WHAT IS BEING ASKED: Go through the entries below and pick out every line with "note".

DATASET EXCERPTS:
......

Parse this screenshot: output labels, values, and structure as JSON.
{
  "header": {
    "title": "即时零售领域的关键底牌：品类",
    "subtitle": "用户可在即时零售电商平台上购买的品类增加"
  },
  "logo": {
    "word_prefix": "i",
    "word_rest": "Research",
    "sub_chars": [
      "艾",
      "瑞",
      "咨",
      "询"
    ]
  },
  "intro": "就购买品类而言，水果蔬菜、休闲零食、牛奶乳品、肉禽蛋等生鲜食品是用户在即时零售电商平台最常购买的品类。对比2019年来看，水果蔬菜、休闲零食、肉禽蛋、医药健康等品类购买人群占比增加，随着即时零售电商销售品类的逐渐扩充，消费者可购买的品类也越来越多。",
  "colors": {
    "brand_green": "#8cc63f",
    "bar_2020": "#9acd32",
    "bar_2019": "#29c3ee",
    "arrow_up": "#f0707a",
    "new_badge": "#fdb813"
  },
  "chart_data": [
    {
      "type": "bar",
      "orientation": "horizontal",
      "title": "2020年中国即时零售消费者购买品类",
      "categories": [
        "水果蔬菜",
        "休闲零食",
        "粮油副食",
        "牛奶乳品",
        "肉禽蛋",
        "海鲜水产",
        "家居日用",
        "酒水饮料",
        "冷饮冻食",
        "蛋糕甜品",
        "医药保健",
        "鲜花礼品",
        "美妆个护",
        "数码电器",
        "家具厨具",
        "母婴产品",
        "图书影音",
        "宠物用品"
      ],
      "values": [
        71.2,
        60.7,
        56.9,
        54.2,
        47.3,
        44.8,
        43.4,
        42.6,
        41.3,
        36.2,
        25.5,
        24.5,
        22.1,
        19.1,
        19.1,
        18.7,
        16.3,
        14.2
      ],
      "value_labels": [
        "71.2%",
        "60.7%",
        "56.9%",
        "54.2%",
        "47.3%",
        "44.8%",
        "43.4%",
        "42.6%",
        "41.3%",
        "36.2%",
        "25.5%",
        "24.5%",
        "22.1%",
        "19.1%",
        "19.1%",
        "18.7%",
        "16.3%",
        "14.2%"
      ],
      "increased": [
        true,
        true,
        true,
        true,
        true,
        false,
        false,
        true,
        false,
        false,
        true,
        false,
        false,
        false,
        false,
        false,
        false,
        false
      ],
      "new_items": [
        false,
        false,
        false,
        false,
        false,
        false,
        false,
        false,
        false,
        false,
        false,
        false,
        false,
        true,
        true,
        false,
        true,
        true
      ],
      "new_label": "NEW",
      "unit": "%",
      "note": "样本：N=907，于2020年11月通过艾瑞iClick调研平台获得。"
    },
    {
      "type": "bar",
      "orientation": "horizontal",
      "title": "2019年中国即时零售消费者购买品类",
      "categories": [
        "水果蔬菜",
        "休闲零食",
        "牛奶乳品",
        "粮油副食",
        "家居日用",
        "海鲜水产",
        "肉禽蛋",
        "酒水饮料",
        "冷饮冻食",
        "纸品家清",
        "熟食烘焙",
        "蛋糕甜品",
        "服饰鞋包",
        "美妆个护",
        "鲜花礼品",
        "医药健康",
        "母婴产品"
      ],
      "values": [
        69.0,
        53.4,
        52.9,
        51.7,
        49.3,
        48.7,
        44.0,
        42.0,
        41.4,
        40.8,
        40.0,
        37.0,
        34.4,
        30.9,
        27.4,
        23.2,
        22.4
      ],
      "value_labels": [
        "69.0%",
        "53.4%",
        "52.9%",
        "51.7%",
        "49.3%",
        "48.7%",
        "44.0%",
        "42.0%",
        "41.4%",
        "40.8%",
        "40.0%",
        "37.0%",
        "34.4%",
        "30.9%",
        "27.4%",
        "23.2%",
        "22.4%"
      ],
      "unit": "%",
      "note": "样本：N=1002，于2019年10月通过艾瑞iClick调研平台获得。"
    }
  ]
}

......

EXERCISE OUTPUT:
      "note": "样本：N=907，于2020年11月通过艾瑞iClick调研平台获得。"
      "note": "样本：N=1002，于2019年10月通过艾瑞iClick调研平台获得。"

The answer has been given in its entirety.